Excerpt to read:
Why are we asking this now?

Nine weeks into a strike that has brought film and television production ever closer to a standstill, Hollywood's writers have just pulled off their biggest propaganda coup to date sabotaging the glittery Golden Globes award show scheduled for this coming Sunday. The writers announced almost a month ago that they were picketing the event and most likely the Oscars as well and the actors' union quickly made clear that its members would not cross any picket lines in solidarity.

So, how have the organisers reacted?

The Hollywood Foreign Press Association the improbably influential collection of mostly freelance entertainment journalists which runs the Globes finally announced this week that it was replacing the red carpet and formal dinner at the Beverly Hilton hotel with a bare-bones news conference to unveil the winners. And NBC, the network with exclusive rights to the event, decided that it would go ahead and televise the announcements in the hope of spotting a celebrity or two in the hotel lobby. That hope started dwinding almost immediately studio after studio is now cancelling the parties they had originally planned in and around the Beverly Hilton after the ceremony. No point, after all, in throwing a celebrity bash if no celebrities show up.

What effect will the cancellation have?

In objective terms, it's not the most significant development of the walk-out, but it is the one generating the most ink. In a town that lives off buzz, that's no small feat. It means the writers and the actors are still united and still hanging tough. It means NBC facing the prospect of life without its staple diet of scripted dramas and comedies as the writers' stoppage continues is so desperate for fresh programming that it is prepared to devote several hours of prime Sunday-night airtime to a complete non-entity reading out a list from behind a podium. It means the Hollywood Foreign Press Association will be losing a significant chunk of its usual cash cow based on licensing rights, which are in turn based on advertising revenue for which nobody should express the remotest sympathy. And it means the studios will lose a valuable promotional tool to push their prestige titles films like Atonement and No Country For Old Men and Sweeney Todd which rely on the awards season hype to put bums on cinema seats.

Is this going to be a red carpet-free year?

Not quite. A few of the lesser shows will go on as normal. On Monday night, the Critics' Choice awards not an event ever governed by Writers Guild rules went ahead at the Santa Monica Civic Auditorium. Last night, the equally obscure People's Choice awards were also due to proceed as normal. The Screen Actors Guild, with the writers' blessing, will pull out all the stops next month to celebrate the achievements of its own members. But that's about the extent of the opportunities for celebrity designer dress spotting in 2008.

Records from a data collection:
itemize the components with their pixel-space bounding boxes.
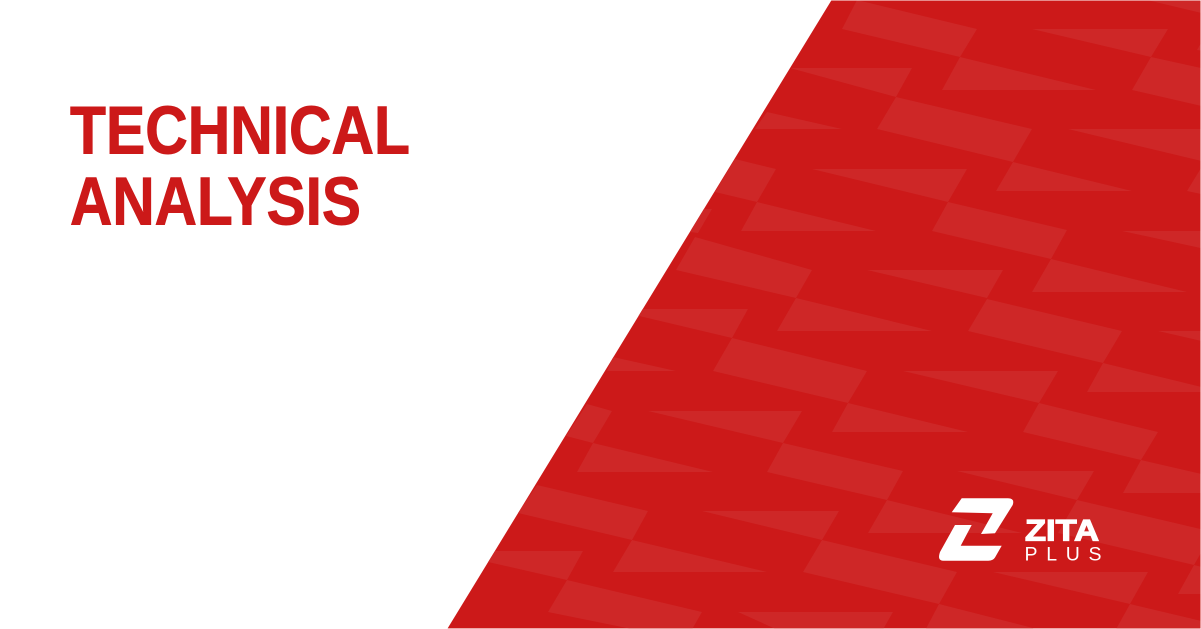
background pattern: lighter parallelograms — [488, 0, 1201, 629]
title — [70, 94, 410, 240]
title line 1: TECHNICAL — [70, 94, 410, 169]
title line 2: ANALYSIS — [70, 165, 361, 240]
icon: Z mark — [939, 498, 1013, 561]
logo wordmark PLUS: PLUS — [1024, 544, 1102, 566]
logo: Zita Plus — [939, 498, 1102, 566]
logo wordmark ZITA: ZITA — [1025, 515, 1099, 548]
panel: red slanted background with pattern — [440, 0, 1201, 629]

Instruction:
Decide whether each statement agrees with the article on the writers' strike and the Golden Globes, answering yes or no and quoting the deciding words: (a) The Critics' Choice awards went ahead at the Santa Monica Civic Auditorium. (b) NBC chose not to televise the Golden Globes announcements. (c) The writers announced about a week earlier that they would picket the Golden Globes.

Full solution:
(a) Yes: "the Critics' Choice awards not an event ever governed by Writers Guild rules went ahead at the Santa Monica Civic Auditorium"
(b) No: "NBC, the network with exclusive rights to the event, decided that it would go ahead and televise the announcements"
(c) No: "The writers announced almost a month ago that they were picketing the event"